Search the data for the string "link" and extract every line where it appears.

___ DATA SUPPLIED ___

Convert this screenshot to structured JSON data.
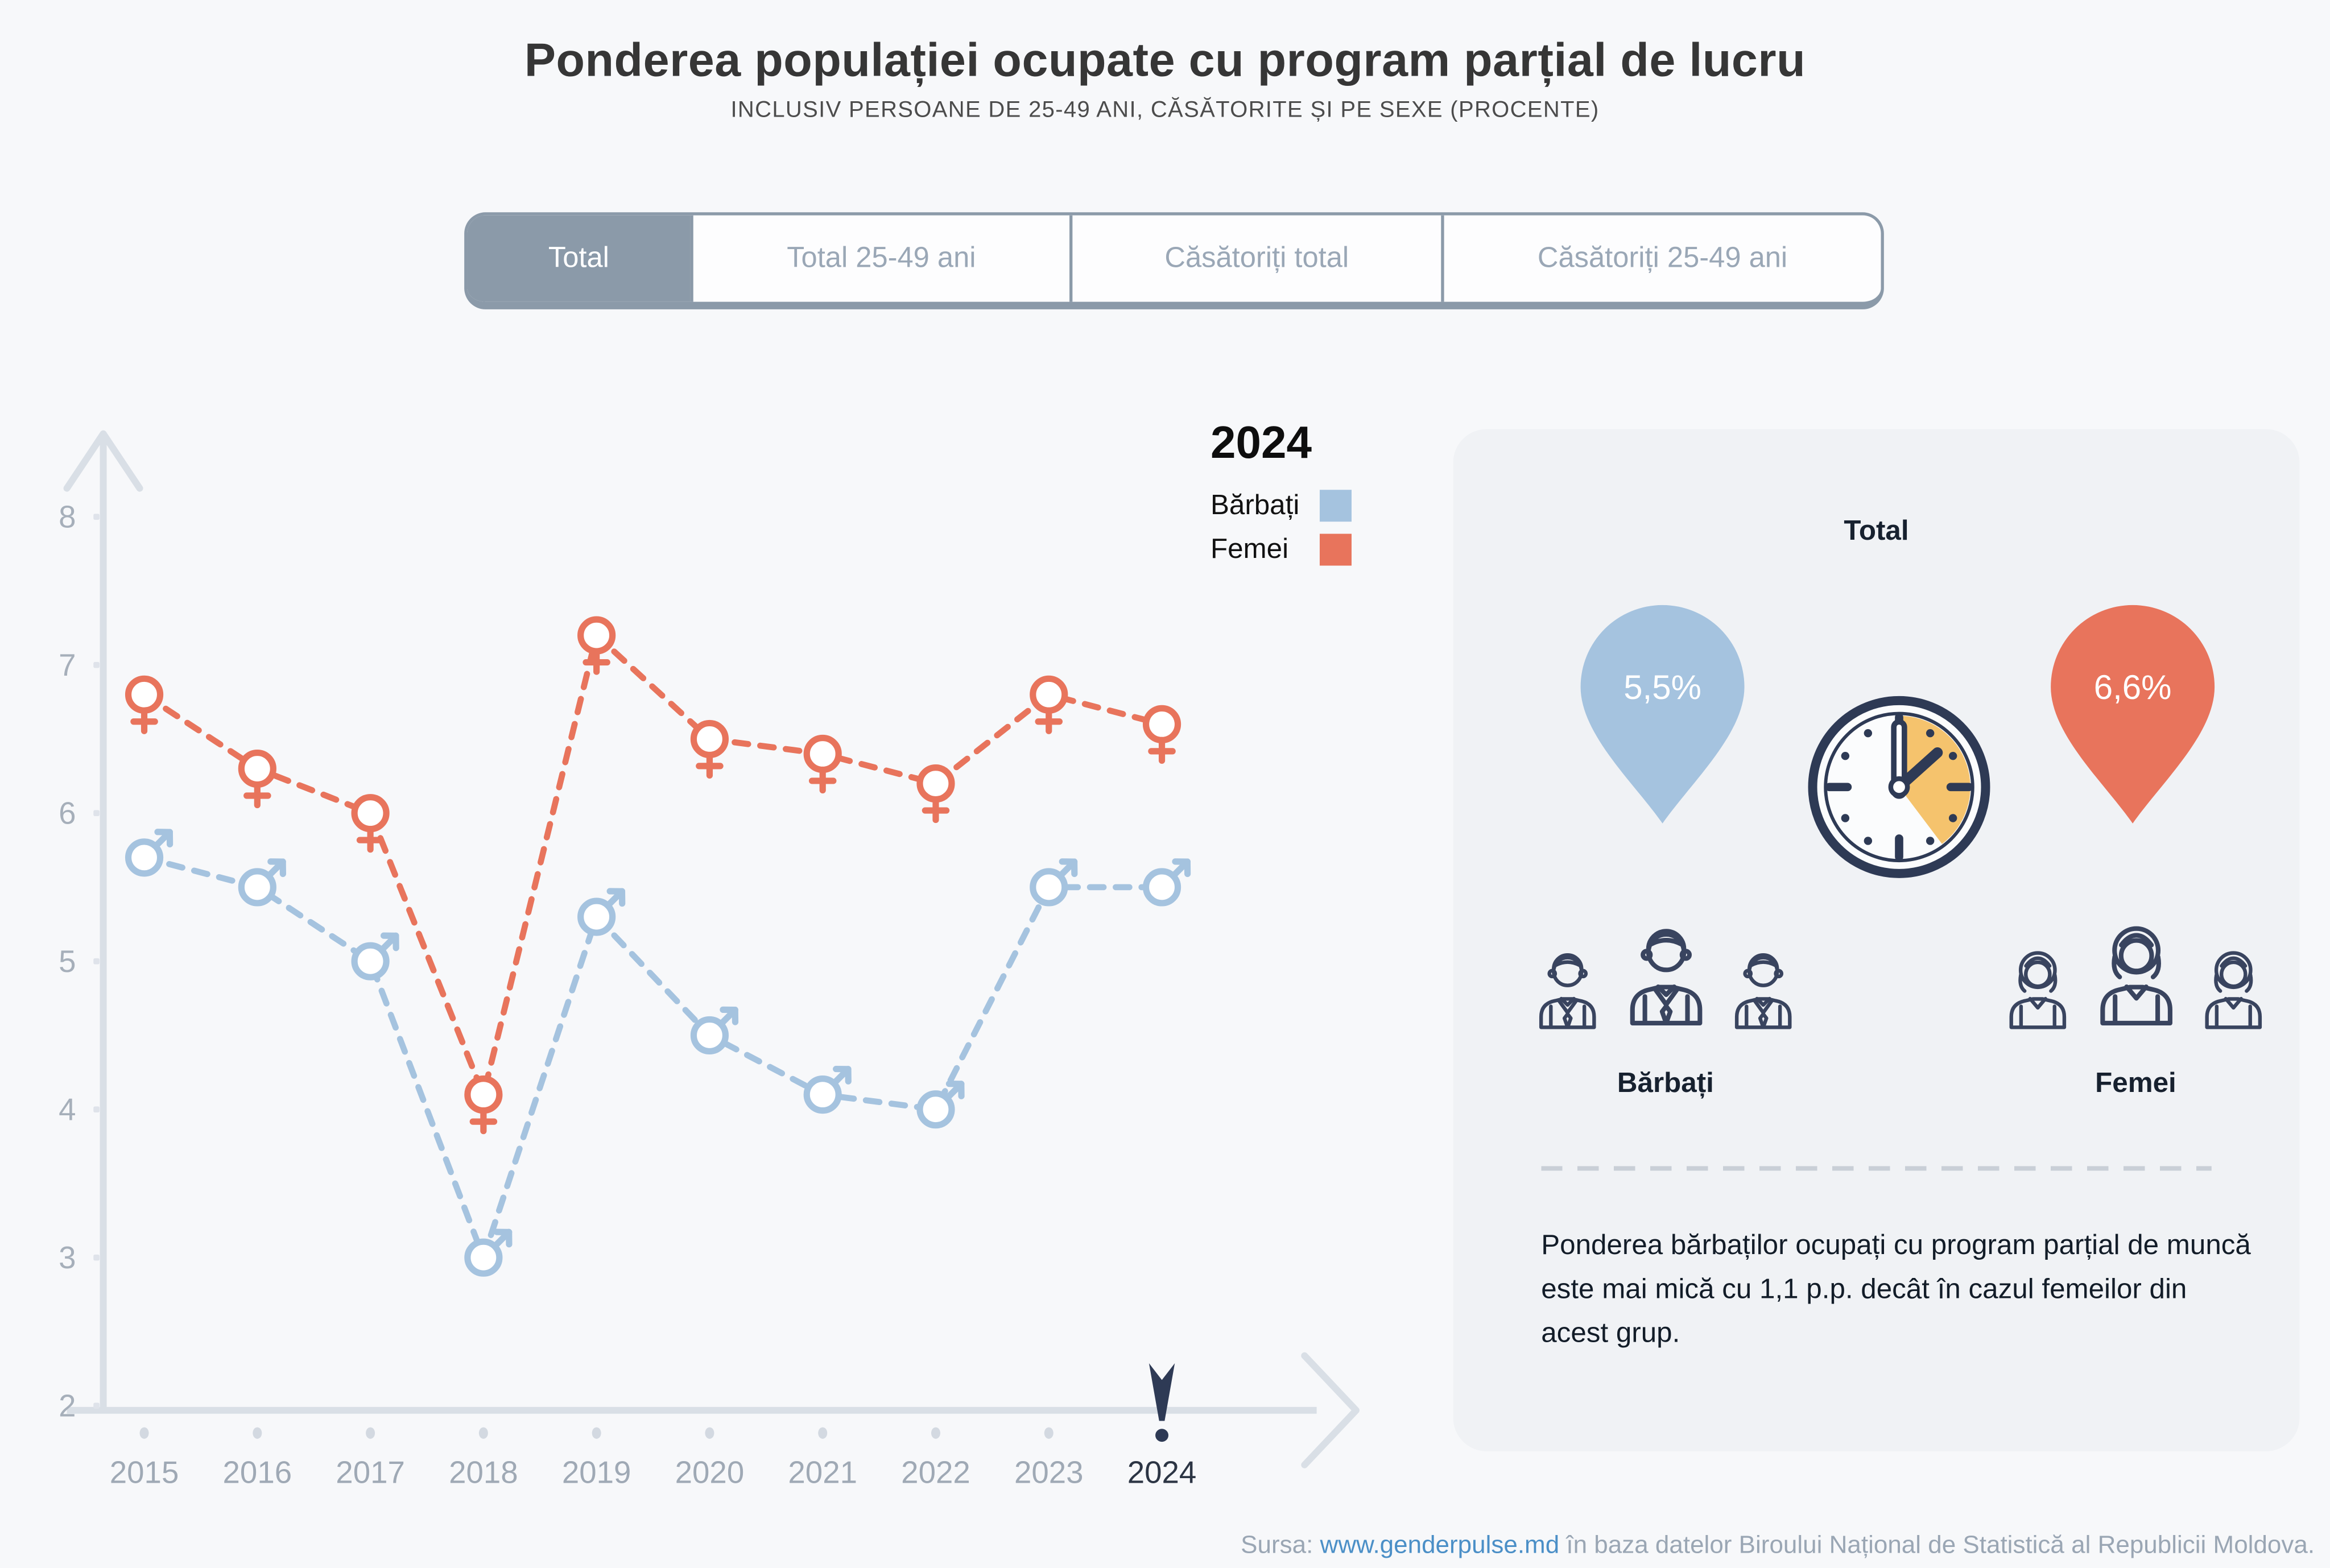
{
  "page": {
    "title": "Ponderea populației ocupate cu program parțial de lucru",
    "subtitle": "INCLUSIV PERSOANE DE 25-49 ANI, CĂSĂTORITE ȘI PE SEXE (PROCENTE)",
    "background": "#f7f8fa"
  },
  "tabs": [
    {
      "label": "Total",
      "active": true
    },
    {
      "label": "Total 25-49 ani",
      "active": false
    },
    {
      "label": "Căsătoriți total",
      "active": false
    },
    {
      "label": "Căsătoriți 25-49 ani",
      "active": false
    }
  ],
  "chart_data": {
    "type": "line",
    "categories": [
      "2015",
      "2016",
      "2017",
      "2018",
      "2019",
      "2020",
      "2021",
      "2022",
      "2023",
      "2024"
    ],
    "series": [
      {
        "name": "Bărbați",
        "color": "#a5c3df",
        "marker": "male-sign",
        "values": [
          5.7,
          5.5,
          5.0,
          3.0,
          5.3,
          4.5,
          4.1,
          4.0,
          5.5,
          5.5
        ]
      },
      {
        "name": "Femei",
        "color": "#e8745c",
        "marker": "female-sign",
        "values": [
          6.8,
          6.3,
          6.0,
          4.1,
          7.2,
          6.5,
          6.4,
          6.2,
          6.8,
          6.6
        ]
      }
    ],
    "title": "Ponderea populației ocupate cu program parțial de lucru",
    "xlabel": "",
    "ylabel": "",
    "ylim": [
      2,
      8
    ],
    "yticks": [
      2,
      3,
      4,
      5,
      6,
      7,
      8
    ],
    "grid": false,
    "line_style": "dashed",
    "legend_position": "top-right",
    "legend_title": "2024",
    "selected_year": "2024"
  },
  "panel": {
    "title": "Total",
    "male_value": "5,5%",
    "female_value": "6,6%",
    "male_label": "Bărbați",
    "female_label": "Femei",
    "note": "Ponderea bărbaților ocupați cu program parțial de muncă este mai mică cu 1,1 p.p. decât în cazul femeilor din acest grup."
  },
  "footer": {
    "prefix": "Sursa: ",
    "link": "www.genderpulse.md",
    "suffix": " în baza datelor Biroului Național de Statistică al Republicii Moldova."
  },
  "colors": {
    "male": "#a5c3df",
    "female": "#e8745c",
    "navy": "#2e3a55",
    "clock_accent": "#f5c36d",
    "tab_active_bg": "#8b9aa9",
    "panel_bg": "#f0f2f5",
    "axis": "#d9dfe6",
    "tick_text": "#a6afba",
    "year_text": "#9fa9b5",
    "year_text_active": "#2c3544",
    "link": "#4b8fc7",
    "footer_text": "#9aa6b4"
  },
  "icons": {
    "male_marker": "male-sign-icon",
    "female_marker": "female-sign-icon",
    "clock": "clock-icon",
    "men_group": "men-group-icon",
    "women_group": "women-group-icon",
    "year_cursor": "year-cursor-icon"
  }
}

___

#### REPLY TO THE EXERCISE
    "link": "www.genderpulse.md",
    "link": "#4b8fc7",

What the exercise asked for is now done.